— Start of Data supplied —

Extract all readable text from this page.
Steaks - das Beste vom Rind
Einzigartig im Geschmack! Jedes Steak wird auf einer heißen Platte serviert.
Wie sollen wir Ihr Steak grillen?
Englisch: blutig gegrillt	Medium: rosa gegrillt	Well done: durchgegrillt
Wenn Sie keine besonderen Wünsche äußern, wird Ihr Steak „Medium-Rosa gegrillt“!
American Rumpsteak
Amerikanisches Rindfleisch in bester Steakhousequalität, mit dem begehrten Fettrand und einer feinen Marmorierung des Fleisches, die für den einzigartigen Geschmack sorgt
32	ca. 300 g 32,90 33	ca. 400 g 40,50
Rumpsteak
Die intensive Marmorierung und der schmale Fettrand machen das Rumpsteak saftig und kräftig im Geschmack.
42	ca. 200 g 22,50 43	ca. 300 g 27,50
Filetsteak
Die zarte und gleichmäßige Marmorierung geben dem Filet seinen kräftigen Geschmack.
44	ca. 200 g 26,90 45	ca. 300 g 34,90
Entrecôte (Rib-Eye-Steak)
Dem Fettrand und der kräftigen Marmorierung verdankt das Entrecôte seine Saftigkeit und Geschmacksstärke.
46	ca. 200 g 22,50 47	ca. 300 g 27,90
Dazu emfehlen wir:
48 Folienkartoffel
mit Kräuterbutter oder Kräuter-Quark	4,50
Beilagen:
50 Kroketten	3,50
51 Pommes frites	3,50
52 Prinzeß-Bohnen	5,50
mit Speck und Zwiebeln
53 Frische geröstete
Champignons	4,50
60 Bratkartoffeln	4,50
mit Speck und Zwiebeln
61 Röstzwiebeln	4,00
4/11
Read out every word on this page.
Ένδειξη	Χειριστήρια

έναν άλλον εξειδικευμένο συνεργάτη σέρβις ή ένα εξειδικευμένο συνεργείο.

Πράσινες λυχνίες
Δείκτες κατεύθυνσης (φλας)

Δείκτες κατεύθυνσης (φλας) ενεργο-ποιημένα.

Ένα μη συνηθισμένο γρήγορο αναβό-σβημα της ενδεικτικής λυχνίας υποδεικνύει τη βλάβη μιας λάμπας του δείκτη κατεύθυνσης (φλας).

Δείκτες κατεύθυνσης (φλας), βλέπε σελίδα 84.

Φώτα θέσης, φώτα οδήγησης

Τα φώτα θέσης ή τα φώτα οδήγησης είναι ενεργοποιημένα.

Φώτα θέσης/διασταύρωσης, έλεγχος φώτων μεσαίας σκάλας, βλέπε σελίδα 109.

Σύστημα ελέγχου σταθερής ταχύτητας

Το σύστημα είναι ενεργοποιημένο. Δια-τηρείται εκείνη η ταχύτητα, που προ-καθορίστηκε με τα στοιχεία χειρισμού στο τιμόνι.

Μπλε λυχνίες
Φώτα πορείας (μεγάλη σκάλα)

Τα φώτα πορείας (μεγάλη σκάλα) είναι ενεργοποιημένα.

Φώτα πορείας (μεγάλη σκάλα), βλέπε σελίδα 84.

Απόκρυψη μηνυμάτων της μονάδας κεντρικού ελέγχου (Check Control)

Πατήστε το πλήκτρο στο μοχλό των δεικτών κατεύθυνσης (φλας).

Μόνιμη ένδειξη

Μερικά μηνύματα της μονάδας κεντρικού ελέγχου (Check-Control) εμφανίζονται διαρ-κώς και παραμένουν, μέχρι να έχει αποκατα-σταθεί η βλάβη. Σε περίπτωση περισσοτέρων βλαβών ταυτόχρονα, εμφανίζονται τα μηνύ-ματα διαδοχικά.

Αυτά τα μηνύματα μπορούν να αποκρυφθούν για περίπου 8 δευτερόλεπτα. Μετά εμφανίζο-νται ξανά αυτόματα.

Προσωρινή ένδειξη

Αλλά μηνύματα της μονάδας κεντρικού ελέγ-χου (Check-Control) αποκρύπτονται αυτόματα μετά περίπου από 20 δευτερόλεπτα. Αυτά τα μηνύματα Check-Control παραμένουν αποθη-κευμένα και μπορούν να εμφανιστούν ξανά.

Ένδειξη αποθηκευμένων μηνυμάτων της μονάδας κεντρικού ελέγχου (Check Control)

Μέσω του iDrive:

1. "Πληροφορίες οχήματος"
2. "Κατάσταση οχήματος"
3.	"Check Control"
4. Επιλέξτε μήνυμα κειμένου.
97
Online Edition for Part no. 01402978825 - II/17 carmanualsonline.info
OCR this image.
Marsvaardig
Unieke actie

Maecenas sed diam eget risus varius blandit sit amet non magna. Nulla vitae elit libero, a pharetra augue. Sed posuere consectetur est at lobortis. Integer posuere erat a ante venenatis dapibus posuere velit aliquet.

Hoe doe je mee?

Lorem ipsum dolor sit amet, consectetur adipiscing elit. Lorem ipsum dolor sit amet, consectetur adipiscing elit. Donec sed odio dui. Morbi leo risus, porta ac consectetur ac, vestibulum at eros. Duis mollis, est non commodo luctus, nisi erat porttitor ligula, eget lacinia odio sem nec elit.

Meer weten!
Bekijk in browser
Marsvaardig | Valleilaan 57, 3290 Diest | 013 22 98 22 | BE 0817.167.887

— End of Data supplied —

▶ _Directive_
Copy the data above exactly. Every line must be included.

▶ _Result of the task_
Extract all readable text from this page.
Steaks - das Beste vom Rind
Einzigartig im Geschmack! Jedes Steak wird auf einer heißen Platte serviert.
Wie sollen wir Ihr Steak grillen?
Englisch: blutig gegrillt	Medium: rosa gegrillt	Well done: durchgegrillt
Wenn Sie keine besonderen Wünsche äußern, wird Ihr Steak „Medium-Rosa gegrillt“!
American Rumpsteak
Amerikanisches Rindfleisch in bester Steakhousequalität, mit dem begehrten Fettrand und einer feinen Marmorierung des Fleisches, die für den einzigartigen Geschmack sorgt
32	ca. 300 g 32,90 33	ca. 400 g 40,50
Rumpsteak
Die intensive Marmorierung und der schmale Fettrand machen das Rumpsteak saftig und kräftig im Geschmack.
42	ca. 200 g 22,50 43	ca. 300 g 27,50
Filetsteak
Die zarte und gleichmäßige Marmorierung geben dem Filet seinen kräftigen Geschmack.
44	ca. 200 g 26,90 45	ca. 300 g 34,90
Entrecôte (Rib-Eye-Steak)
Dem Fettrand und der kräftigen Marmorierung verdankt das Entrecôte seine Saftigkeit und Geschmacksstärke.
46	ca. 200 g 22,50 47	ca. 300 g 27,90
Dazu emfehlen wir:
48 Folienkartoffel
mit Kräuterbutter oder Kräuter-Quark	4,50
Beilagen:
50 Kroketten	3,50
51 Pommes frites	3,50
52 Prinzeß-Bohnen	5,50
mit Speck und Zwiebeln
53 Frische geröstete
Champignons	4,50
60 Bratkartoffeln	4,50
mit Speck und Zwiebeln
61 Röstzwiebeln	4,00
4/11
Read out every word on this page.
Ένδειξη	Χειριστήρια

έναν άλλον εξειδικευμένο συνεργάτη σέρβις ή ένα εξειδικευμένο συνεργείο.

Πράσινες λυχνίες
Δείκτες κατεύθυνσης (φλας)

Δείκτες κατεύθυνσης (φλας) ενεργο-ποιημένα.

Ένα μη συνηθισμένο γρήγορο αναβό-σβημα της ενδεικτικής λυχνίας υποδεικνύει τη βλάβη μιας λάμπας του δείκτη κατεύθυνσης (φλας).

Δείκτες κατεύθυνσης (φλας), βλέπε σελίδα 84.

Φώτα θέσης, φώτα οδήγησης

Τα φώτα θέσης ή τα φώτα οδήγησης είναι ενεργοποιημένα.

Φώτα θέσης/διασταύρωσης, έλεγχος φώτων μεσαίας σκάλας, βλέπε σελίδα 109.

Σύστημα ελέγχου σταθερής ταχύτητας

Το σύστημα είναι ενεργοποιημένο. Δια-τηρείται εκείνη η ταχύτητα, που προ-καθορίστηκε με τα στοιχεία χειρισμού στο τιμόνι.

Μπλε λυχνίες
Φώτα πορείας (μεγάλη σκάλα)

Τα φώτα πορείας (μεγάλη σκάλα) είναι ενεργοποιημένα.

Φώτα πορείας (μεγάλη σκάλα), βλέπε σελίδα 84.

Απόκρυψη μηνυμάτων της μονάδας κεντρικού ελέγχου (Check Control)

Πατήστε το πλήκτρο στο μοχλό των δεικτών κατεύθυνσης (φλας).

Μόνιμη ένδειξη

Μερικά μηνύματα της μονάδας κεντρικού ελέγχου (Check-Control) εμφανίζονται διαρ-κώς και παραμένουν, μέχρι να έχει αποκατα-σταθεί η βλάβη. Σε περίπτωση περισσοτέρων βλαβών ταυτόχρονα, εμφανίζονται τα μηνύ-ματα διαδοχικά.

Αυτά τα μηνύματα μπορούν να αποκρυφθούν για περίπου 8 δευτερόλεπτα. Μετά εμφανίζο-νται ξανά αυτόματα.

Προσωρινή ένδειξη

Αλλά μηνύματα της μονάδας κεντρικού ελέγ-χου (Check-Control) αποκρύπτονται αυτόματα μετά περίπου από 20 δευτερόλεπτα. Αυτά τα μηνύματα Check-Control παραμένουν αποθη-κευμένα και μπορούν να εμφανιστούν ξανά.

Ένδειξη αποθηκευμένων μηνυμάτων της μονάδας κεντρικού ελέγχου (Check Control)

Μέσω του iDrive:

1. "Πληροφορίες οχήματος"
2. "Κατάσταση οχήματος"
3.	"Check Control"
4. Επιλέξτε μήνυμα κειμένου.
97
Online Edition for Part no. 01402978825 - II/17 carmanualsonline.info
OCR this image.
Marsvaardig
Unieke actie

Maecenas sed diam eget risus varius blandit sit amet non magna. Nulla vitae elit libero, a pharetra augue. Sed posuere consectetur est at lobortis. Integer posuere erat a ante venenatis dapibus posuere velit aliquet.

Hoe doe je mee?

Lorem ipsum dolor sit amet, consectetur adipiscing elit. Lorem ipsum dolor sit amet, consectetur adipiscing elit. Donec sed odio dui. Morbi leo risus, porta ac consectetur ac, vestibulum at eros. Duis mollis, est non commodo luctus, nisi erat porttitor ligula, eget lacinia odio sem nec elit.

Meer weten!
Bekijk in browser
Marsvaardig | Valleilaan 57, 3290 Diest | 013 22 98 22 | BE 0817.167.887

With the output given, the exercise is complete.